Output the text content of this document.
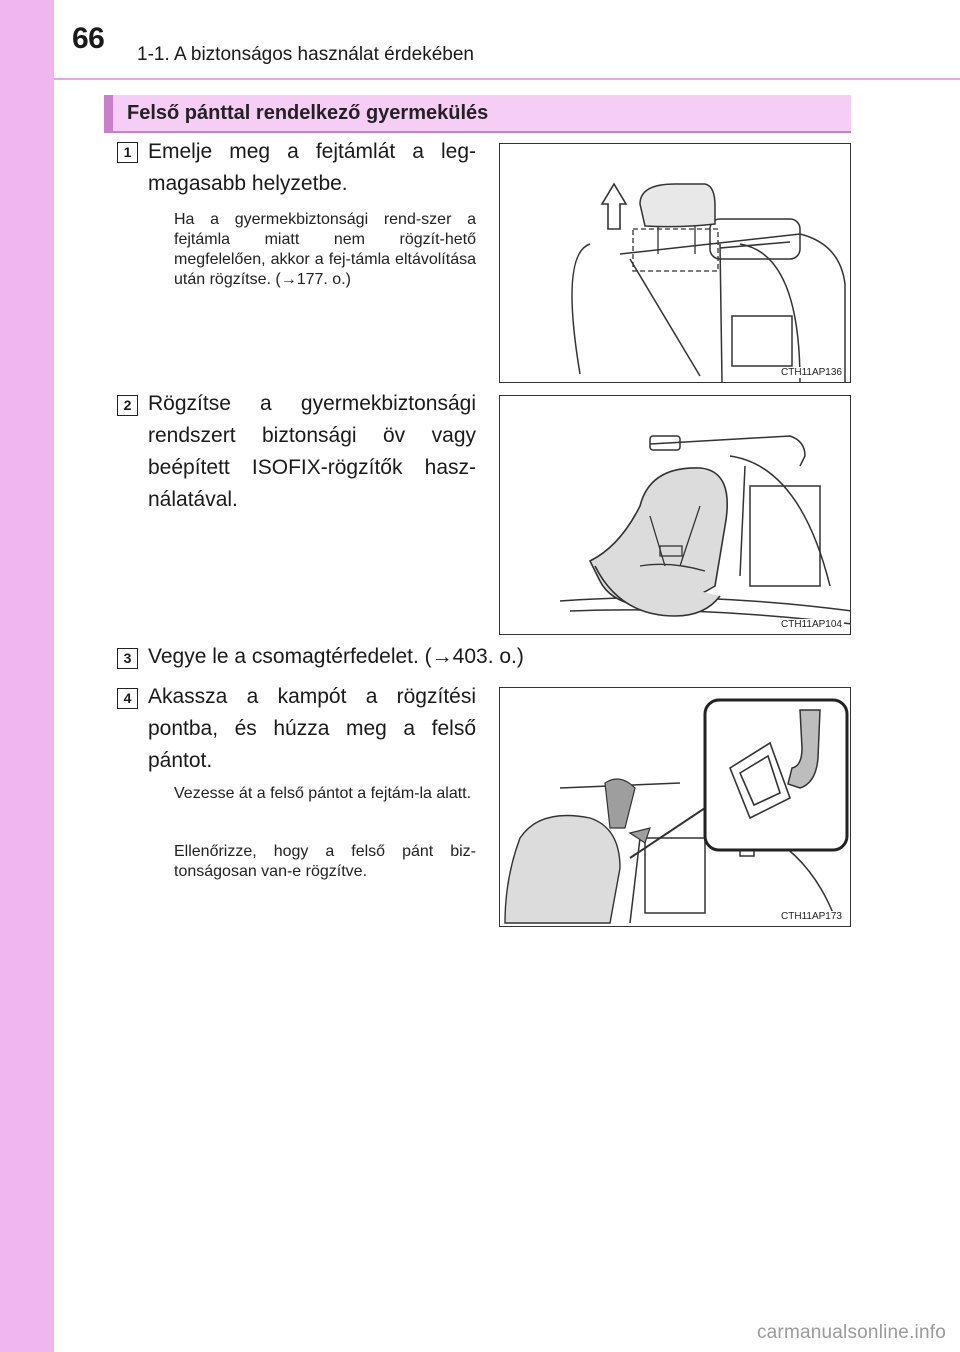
66 1-1. A biztonságos használat érdekében
Felső pánttal rendelkező gyermekülés
1 Emelje meg a fejtámlát a leg-magasabb helyzetbe.
Ha a gyermekbiztonsági rend-szer a fejtámla miatt nem rögzít-hető megfelelően, akkor a fej-támla eltávolítása után rögzítse. (→177. o.)
CTH11AP136
2 Rögzítse a gyermekbiztonsági rendszert biztonsági öv vagy beépített ISOFIX-rögzítők hasz-nálatával.
CTH11AP104
3 Vegye le a csomagtérfedelet. (→403. o.)
4 Akassza a kampót a rögzítési pontba, és húzza meg a felső pántot.
Vezesse át a felső pántot a fejtám-la alatt.
Ellenőrizze, hogy a felső pánt biz-tonságosan van-e rögzítve.
CTH11AP173
carmanualsonline.info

**Problem details:**
Your task is to repeat the data above exactly while excluding the pictures.

**Reply:**
Output the text content of this document.
66 1-1. A biztonságos használat érdekében
Felső pánttal rendelkező gyermekülés
1 Emelje meg a fejtámlát a leg-magasabb helyzetbe.
Ha a gyermekbiztonsági rend-szer a fejtámla miatt nem rögzít-hető megfelelően, akkor a fej-támla eltávolítása után rögzítse. (→177. o.)
CTH11AP136
2 Rögzítse a gyermekbiztonsági rendszert biztonsági öv vagy beépített ISOFIX-rögzítők hasz-nálatával.
CTH11AP104
3 Vegye le a csomagtérfedelet. (→403. o.)
4 Akassza a kampót a rögzítési pontba, és húzza meg a felső pántot.
Vezesse át a felső pántot a fejtám-la alatt.
Ellenőrizze, hogy a felső pánt biz-tonságosan van-e rögzítve.
CTH11AP173
carmanualsonline.info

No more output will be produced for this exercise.